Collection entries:
[start]
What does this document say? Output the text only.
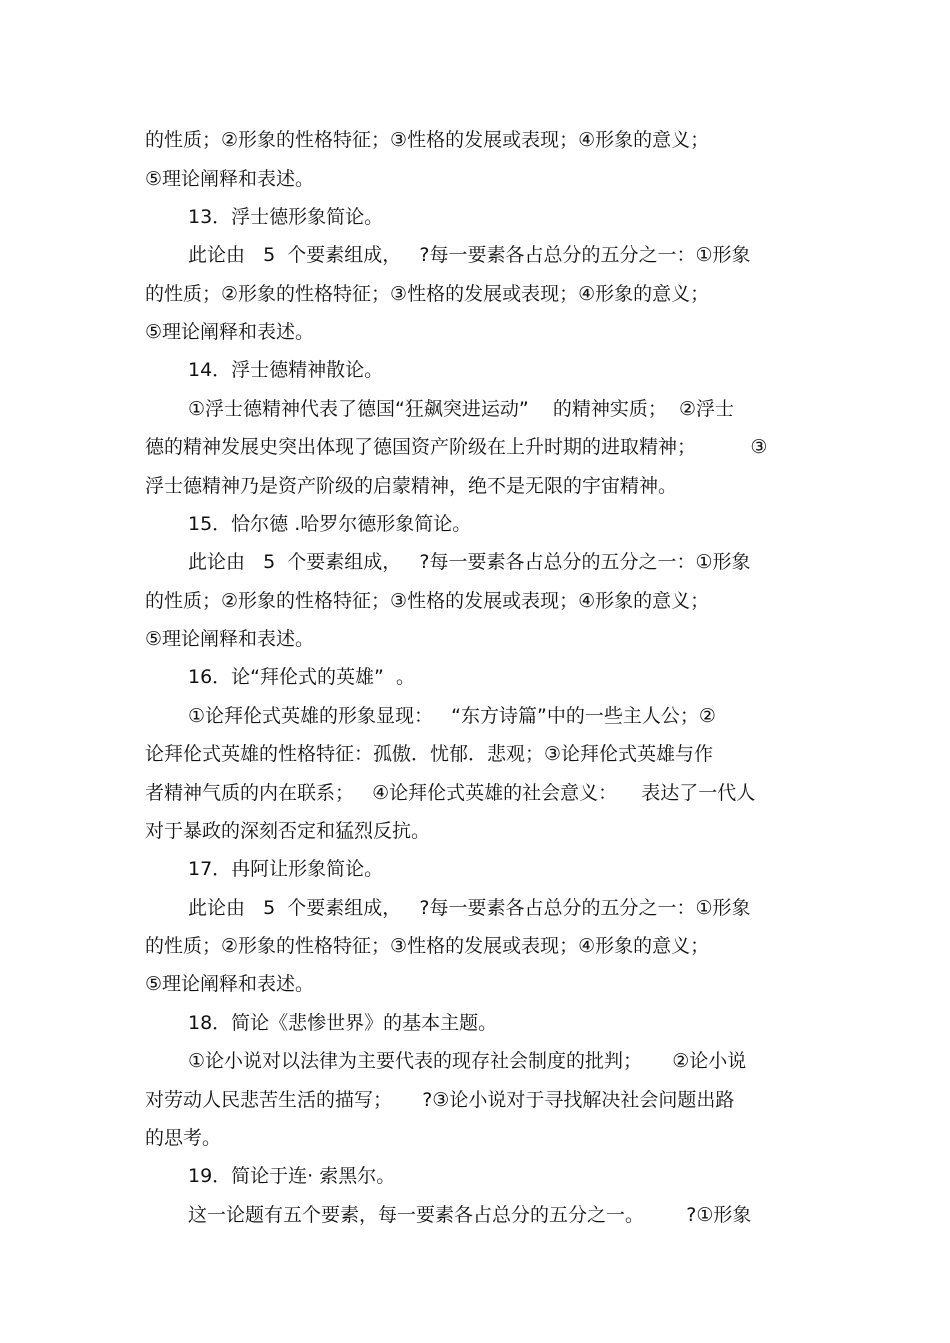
的性质；②形象的性格特征；③性格的发展或表现；④形象的意义；
⑤理论阐释和表述。
13．浮士德形象简论。
此论由   5  个要素组成，   ?每一要素各占总分的五分之一：①形象
的性质；②形象的性格特征；③性格的发展或表现；④形象的意义；
⑤理论阐释和表述。
14．浮士德精神散论。
①浮士德精神代表了德国“狂飙突进运动”    的精神实质；  ②浮士
德的精神发展史突出体现了德国资产阶级在上升时期的进取精神；         ③
浮士德精神乃是资产阶级的启蒙精神，绝不是无限的宇宙精神。
15．恰尔德 .哈罗尔德形象简论。
此论由   5  个要素组成，   ?每一要素各占总分的五分之一：①形象
的性质；②形象的性格特征；③性格的发展或表现；④形象的意义；
⑤理论阐释和表述。
16．论“拜伦式的英雄”  。
①论拜伦式英雄的形象显现：   “东方诗篇”中的一些主人公；②
论拜伦式英雄的性格特征：孤傲．忧郁．悲观；③论拜伦式英雄与作
者精神气质的内在联系；   ④论拜伦式英雄的社会意义：    表达了一代人
对于暴政的深刻否定和猛烈反抗。
17．冉阿让形象简论。
此论由   5  个要素组成，   ?每一要素各占总分的五分之一：①形象
的性质；②形象的性格特征；③性格的发展或表现；④形象的意义；
⑤理论阐释和表述。
18．简论《悲惨世界》的基本主题。
①论小说对以法律为主要代表的现存社会制度的批判；     ②论小说
对劳动人民悲苦生活的描写；     ?③论小说对于寻找解决社会问题出路
的思考。
19．简论于连· 索黑尔。
这一论题有五个要素，每一要素各占总分的五分之一。       ?①形象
[end]
Task: Copy every record above exactly, leaving out any pictures.

Reply:
What does this document say? Output the text only.
的性质；②形象的性格特征；③性格的发展或表现；④形象的意义；
⑤理论阐释和表述。
13．浮士德形象简论。
此论由   5  个要素组成，   ?每一要素各占总分的五分之一：①形象
的性质；②形象的性格特征；③性格的发展或表现；④形象的意义；
⑤理论阐释和表述。
14．浮士德精神散论。
①浮士德精神代表了德国“狂飙突进运动”    的精神实质；  ②浮士
德的精神发展史突出体现了德国资产阶级在上升时期的进取精神；         ③
浮士德精神乃是资产阶级的启蒙精神，绝不是无限的宇宙精神。
15．恰尔德 .哈罗尔德形象简论。
此论由   5  个要素组成，   ?每一要素各占总分的五分之一：①形象
的性质；②形象的性格特征；③性格的发展或表现；④形象的意义；
⑤理论阐释和表述。
16．论“拜伦式的英雄”  。
①论拜伦式英雄的形象显现：   “东方诗篇”中的一些主人公；②
论拜伦式英雄的性格特征：孤傲．忧郁．悲观；③论拜伦式英雄与作
者精神气质的内在联系；   ④论拜伦式英雄的社会意义：    表达了一代人
对于暴政的深刻否定和猛烈反抗。
17．冉阿让形象简论。
此论由   5  个要素组成，   ?每一要素各占总分的五分之一：①形象
的性质；②形象的性格特征；③性格的发展或表现；④形象的意义；
⑤理论阐释和表述。
18．简论《悲惨世界》的基本主题。
①论小说对以法律为主要代表的现存社会制度的批判；     ②论小说
对劳动人民悲苦生活的描写；     ?③论小说对于寻找解决社会问题出路
的思考。
19．简论于连· 索黑尔。
这一论题有五个要素，每一要素各占总分的五分之一。       ?①形象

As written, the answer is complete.